■ WHAT TO WORK ON ■
Find the lines holding "going" and copy them.

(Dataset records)
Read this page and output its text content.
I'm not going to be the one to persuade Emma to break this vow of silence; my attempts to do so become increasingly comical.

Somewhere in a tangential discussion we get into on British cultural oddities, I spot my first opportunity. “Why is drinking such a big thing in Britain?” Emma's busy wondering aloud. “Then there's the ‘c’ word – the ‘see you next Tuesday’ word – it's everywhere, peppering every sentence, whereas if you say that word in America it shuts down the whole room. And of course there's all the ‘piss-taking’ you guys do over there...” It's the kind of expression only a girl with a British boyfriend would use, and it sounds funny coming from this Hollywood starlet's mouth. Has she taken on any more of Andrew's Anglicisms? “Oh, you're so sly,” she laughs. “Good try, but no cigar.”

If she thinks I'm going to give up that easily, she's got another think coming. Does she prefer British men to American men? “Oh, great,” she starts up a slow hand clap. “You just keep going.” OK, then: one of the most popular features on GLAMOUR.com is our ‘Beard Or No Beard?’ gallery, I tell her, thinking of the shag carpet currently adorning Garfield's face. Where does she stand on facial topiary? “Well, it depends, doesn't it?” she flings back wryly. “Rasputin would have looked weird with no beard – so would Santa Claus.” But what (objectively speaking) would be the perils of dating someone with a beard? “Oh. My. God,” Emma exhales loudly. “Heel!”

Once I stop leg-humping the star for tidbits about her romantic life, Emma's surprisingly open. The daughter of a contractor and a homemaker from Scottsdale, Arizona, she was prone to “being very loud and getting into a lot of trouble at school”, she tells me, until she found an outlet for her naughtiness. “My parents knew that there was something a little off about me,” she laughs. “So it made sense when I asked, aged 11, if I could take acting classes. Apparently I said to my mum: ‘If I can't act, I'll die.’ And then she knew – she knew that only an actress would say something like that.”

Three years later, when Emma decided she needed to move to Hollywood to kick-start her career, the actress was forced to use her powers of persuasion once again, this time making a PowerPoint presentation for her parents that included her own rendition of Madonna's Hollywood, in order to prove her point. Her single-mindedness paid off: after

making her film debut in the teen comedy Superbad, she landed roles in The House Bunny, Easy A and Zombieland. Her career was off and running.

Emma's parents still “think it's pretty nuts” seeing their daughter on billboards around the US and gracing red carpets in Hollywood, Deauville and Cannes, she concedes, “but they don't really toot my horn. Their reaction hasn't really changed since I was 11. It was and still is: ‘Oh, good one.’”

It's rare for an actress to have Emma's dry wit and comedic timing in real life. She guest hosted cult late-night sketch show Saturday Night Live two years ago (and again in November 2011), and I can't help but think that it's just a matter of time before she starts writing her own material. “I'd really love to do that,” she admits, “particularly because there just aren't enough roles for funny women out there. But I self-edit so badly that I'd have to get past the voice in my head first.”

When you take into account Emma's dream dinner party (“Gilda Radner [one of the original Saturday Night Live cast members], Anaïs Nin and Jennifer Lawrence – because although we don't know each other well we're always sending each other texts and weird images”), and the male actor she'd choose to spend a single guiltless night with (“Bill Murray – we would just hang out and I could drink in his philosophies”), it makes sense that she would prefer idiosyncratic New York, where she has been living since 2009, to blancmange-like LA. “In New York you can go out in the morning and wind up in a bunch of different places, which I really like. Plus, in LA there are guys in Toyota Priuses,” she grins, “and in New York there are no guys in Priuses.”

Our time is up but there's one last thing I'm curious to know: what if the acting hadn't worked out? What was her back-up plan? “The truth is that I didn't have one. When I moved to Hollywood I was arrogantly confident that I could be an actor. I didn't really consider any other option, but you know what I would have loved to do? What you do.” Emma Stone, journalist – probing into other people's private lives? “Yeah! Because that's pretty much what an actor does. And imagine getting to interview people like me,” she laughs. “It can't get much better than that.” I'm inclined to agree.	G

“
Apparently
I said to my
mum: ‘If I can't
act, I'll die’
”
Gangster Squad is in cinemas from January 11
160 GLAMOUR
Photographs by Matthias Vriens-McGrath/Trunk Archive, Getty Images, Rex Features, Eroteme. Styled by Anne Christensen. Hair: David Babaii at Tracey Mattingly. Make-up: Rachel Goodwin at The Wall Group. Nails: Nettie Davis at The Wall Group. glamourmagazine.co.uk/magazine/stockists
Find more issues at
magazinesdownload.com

■ RESPONSE ■
I'm not going to be the one to persuade Emma to break this vow of silence; my attempts to do so become increasingly comical.
If she thinks I'm going to give up that easily, she's got another think coming. Does she prefer British men to American men? “Oh, great,” she starts up a slow hand clap. “You just keep going.” OK, then: one of the most popular features on GLAMOUR.com is our ‘Beard Or No Beard?’ gallery, I tell her, thinking of the shag carpet currently adorning Garfield's face. Where does she stand on facial topiary? “Well, it depends, doesn't it?” she flings back wryly. “Rasputin would have looked weird with no beard – so would Santa Claus.” But what (objectively speaking) would be the perils of dating someone with a beard? “Oh. My. God,” Emma exhales loudly. “Heel!”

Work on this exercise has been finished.